YOUR OBJECTIVE – Write each record again exactly as it stands.

TASK DATA –
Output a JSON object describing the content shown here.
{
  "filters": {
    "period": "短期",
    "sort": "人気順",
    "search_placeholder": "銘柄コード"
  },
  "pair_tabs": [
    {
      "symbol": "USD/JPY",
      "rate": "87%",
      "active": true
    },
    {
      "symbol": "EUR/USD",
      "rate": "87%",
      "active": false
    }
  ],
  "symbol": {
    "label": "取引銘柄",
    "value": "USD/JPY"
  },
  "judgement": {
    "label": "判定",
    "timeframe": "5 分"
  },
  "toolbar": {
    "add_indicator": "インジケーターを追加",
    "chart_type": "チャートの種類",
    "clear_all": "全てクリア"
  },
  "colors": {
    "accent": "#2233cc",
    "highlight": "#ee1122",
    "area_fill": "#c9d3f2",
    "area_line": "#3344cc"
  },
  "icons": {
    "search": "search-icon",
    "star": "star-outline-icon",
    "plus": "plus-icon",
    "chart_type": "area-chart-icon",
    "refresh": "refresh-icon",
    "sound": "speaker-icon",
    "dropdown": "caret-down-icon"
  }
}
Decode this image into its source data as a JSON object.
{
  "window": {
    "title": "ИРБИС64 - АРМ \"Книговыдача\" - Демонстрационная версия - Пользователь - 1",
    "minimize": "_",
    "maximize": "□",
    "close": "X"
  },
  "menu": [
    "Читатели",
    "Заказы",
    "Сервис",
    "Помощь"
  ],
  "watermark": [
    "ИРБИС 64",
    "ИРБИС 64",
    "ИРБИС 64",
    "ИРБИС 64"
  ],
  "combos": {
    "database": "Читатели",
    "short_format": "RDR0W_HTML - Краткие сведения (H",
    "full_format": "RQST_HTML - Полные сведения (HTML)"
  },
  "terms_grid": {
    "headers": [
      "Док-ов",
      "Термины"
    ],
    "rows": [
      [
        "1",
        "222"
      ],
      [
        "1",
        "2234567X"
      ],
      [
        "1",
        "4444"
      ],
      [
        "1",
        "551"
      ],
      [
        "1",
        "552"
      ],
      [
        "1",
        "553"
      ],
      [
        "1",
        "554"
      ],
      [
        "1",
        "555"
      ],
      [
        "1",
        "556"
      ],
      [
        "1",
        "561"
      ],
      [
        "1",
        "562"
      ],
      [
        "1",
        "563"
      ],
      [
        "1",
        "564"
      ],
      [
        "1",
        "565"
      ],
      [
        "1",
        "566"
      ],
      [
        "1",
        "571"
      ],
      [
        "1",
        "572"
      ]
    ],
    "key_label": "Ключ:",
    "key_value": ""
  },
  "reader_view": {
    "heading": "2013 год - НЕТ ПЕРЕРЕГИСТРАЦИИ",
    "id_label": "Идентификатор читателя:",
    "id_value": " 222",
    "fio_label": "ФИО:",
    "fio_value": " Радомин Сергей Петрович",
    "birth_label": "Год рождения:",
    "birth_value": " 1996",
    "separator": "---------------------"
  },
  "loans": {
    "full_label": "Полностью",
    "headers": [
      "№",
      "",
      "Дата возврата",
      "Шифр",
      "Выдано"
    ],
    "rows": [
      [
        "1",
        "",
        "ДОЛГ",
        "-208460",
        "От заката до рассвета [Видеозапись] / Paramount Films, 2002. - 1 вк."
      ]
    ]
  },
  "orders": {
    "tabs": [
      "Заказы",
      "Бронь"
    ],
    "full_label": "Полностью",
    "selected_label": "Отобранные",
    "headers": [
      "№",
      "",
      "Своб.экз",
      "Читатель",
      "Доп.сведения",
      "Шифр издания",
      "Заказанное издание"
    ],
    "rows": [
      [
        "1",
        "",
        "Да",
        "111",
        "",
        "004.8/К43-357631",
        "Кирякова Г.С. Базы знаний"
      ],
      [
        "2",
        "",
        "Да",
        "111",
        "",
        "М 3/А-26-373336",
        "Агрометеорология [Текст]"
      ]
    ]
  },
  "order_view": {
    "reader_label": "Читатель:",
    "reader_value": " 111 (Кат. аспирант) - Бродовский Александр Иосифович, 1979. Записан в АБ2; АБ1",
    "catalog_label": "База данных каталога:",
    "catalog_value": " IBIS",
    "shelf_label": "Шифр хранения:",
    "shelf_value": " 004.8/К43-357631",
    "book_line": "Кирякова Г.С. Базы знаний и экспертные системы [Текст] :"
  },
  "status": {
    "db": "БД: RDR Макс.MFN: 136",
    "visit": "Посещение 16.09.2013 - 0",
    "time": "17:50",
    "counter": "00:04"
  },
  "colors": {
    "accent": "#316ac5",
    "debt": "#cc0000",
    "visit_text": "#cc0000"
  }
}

THE COMPLETED TASK –
Output a JSON object describing the content shown here.
{
  "filters": {
    "period": "短期",
    "sort": "人気順",
    "search_placeholder": "銘柄コード"
  },
  "pair_tabs": [
    {
      "symbol": "USD/JPY",
      "rate": "87%",
      "active": true
    },
    {
      "symbol": "EUR/USD",
      "rate": "87%",
      "active": false
    }
  ],
  "symbol": {
    "label": "取引銘柄",
    "value": "USD/JPY"
  },
  "judgement": {
    "label": "判定",
    "timeframe": "5 分"
  },
  "toolbar": {
    "add_indicator": "インジケーターを追加",
    "chart_type": "チャートの種類",
    "clear_all": "全てクリア"
  },
  "colors": {
    "accent": "#2233cc",
    "highlight": "#ee1122",
    "area_fill": "#c9d3f2",
    "area_line": "#3344cc"
  },
  "icons": {
    "search": "search-icon",
    "star": "star-outline-icon",
    "plus": "plus-icon",
    "chart_type": "area-chart-icon",
    "refresh": "refresh-icon",
    "sound": "speaker-icon",
    "dropdown": "caret-down-icon"
  }
}
Decode this image into its source data as a JSON object.
{
  "window": {
    "title": "ИРБИС64 - АРМ \"Книговыдача\" - Демонстрационная версия - Пользователь - 1",
    "minimize": "_",
    "maximize": "□",
    "close": "X"
  },
  "menu": [
    "Читатели",
    "Заказы",
    "Сервис",
    "Помощь"
  ],
  "watermark": [
    "ИРБИС 64",
    "ИРБИС 64",
    "ИРБИС 64",
    "ИРБИС 64"
  ],
  "combos": {
    "database": "Читатели",
    "short_format": "RDR0W_HTML - Краткие сведения (H",
    "full_format": "RQST_HTML - Полные сведения (HTML)"
  },
  "terms_grid": {
    "headers": [
      "Док-ов",
      "Термины"
    ],
    "rows": [
      [
        "1",
        "222"
      ],
      [
        "1",
        "2234567X"
      ],
      [
        "1",
        "4444"
      ],
      [
        "1",
        "551"
      ],
      [
        "1",
        "552"
      ],
      [
        "1",
        "553"
      ],
      [
        "1",
        "554"
      ],
      [
        "1",
        "555"
      ],
      [
        "1",
        "556"
      ],
      [
        "1",
        "561"
      ],
      [
        "1",
        "562"
      ],
      [
        "1",
        "563"
      ],
      [
        "1",
        "564"
      ],
      [
        "1",
        "565"
      ],
      [
        "1",
        "566"
      ],
      [
        "1",
        "571"
      ],
      [
        "1",
        "572"
      ]
    ],
    "key_label": "Ключ:",
    "key_value": ""
  },
  "reader_view": {
    "heading": "2013 год - НЕТ ПЕРЕРЕГИСТРАЦИИ",
    "id_label": "Идентификатор читателя:",
    "id_value": " 222",
    "fio_label": "ФИО:",
    "fio_value": " Радомин Сергей Петрович",
    "birth_label": "Год рождения:",
    "birth_value": " 1996",
    "separator": "---------------------"
  },
  "loans": {
    "full_label": "Полностью",
    "headers": [
      "№",
      "",
      "Дата возврата",
      "Шифр",
      "Выдано"
    ],
    "rows": [
      [
        "1",
        "",
        "ДОЛГ",
        "-208460",
        "От заката до рассвета [Видеозапись] / Paramount Films, 2002. - 1 вк."
      ]
    ]
  },
  "orders": {
    "tabs": [
      "Заказы",
      "Бронь"
    ],
    "full_label": "Полностью",
    "selected_label": "Отобранные",
    "headers": [
      "№",
      "",
      "Своб.экз",
      "Читатель",
      "Доп.сведения",
      "Шифр издания",
      "Заказанное издание"
    ],
    "rows": [
      [
        "1",
        "",
        "Да",
        "111",
        "",
        "004.8/К43-357631",
        "Кирякова Г.С. Базы знаний"
      ],
      [
        "2",
        "",
        "Да",
        "111",
        "",
        "М 3/А-26-373336",
        "Агрометеорология [Текст]"
      ]
    ]
  },
  "order_view": {
    "reader_label": "Читатель:",
    "reader_value": " 111 (Кат. аспирант) - Бродовский Александр Иосифович, 1979. Записан в АБ2; АБ1",
    "catalog_label": "База данных каталога:",
    "catalog_value": " IBIS",
    "shelf_label": "Шифр хранения:",
    "shelf_value": " 004.8/К43-357631",
    "book_line": "Кирякова Г.С. Базы знаний и экспертные системы [Текст] :"
  },
  "status": {
    "db": "БД: RDR Макс.MFN: 136",
    "visit": "Посещение 16.09.2013 - 0",
    "time": "17:50",
    "counter": "00:04"
  },
  "colors": {
    "accent": "#316ac5",
    "debt": "#cc0000",
    "visit_text": "#cc0000"
  }
}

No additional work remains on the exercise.